Directions ▸ The entire listing is to be repeated verbatim.

Data to process ▸
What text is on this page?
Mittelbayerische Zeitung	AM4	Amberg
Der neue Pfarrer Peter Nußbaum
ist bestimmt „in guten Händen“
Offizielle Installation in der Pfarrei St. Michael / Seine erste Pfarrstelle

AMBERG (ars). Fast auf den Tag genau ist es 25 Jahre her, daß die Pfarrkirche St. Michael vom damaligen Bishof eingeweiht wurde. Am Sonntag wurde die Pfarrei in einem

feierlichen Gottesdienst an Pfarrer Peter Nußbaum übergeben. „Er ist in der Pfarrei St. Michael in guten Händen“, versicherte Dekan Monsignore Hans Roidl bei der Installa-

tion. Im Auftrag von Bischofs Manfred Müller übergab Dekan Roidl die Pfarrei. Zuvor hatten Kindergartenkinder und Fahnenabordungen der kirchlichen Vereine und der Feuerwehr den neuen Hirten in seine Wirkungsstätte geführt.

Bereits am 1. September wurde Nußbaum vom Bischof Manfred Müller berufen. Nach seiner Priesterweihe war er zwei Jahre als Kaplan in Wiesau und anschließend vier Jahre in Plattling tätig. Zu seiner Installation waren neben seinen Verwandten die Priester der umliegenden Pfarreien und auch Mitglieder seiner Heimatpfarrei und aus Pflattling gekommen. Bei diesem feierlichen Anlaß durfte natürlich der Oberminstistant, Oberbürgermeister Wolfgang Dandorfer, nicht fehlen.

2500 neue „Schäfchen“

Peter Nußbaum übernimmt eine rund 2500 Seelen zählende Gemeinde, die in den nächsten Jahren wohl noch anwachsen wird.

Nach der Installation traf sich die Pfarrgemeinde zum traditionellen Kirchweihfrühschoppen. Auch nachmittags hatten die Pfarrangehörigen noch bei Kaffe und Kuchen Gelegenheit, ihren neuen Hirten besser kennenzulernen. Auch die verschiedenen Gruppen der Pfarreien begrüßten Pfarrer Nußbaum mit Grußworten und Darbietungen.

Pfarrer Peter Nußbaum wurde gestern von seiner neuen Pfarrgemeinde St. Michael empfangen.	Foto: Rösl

Task response ▸
What text is on this page?
Mittelbayerische Zeitung	AM4	Amberg
Der neue Pfarrer Peter Nußbaum
ist bestimmt „in guten Händen“
Offizielle Installation in der Pfarrei St. Michael / Seine erste Pfarrstelle

AMBERG (ars). Fast auf den Tag genau ist es 25 Jahre her, daß die Pfarrkirche St. Michael vom damaligen Bishof eingeweiht wurde. Am Sonntag wurde die Pfarrei in einem

feierlichen Gottesdienst an Pfarrer Peter Nußbaum übergeben. „Er ist in der Pfarrei St. Michael in guten Händen“, versicherte Dekan Monsignore Hans Roidl bei der Installa-

tion. Im Auftrag von Bischofs Manfred Müller übergab Dekan Roidl die Pfarrei. Zuvor hatten Kindergartenkinder und Fahnenabordungen der kirchlichen Vereine und der Feuerwehr den neuen Hirten in seine Wirkungsstätte geführt.

Bereits am 1. September wurde Nußbaum vom Bischof Manfred Müller berufen. Nach seiner Priesterweihe war er zwei Jahre als Kaplan in Wiesau und anschließend vier Jahre in Plattling tätig. Zu seiner Installation waren neben seinen Verwandten die Priester der umliegenden Pfarreien und auch Mitglieder seiner Heimatpfarrei und aus Pflattling gekommen. Bei diesem feierlichen Anlaß durfte natürlich der Oberminstistant, Oberbürgermeister Wolfgang Dandorfer, nicht fehlen.

2500 neue „Schäfchen“

Peter Nußbaum übernimmt eine rund 2500 Seelen zählende Gemeinde, die in den nächsten Jahren wohl noch anwachsen wird.

Nach der Installation traf sich die Pfarrgemeinde zum traditionellen Kirchweihfrühschoppen. Auch nachmittags hatten die Pfarrangehörigen noch bei Kaffe und Kuchen Gelegenheit, ihren neuen Hirten besser kennenzulernen. Auch die verschiedenen Gruppen der Pfarreien begrüßten Pfarrer Nußbaum mit Grußworten und Darbietungen.

Pfarrer Peter Nußbaum wurde gestern von seiner neuen Pfarrgemeinde St. Michael empfangen.	Foto: Rösl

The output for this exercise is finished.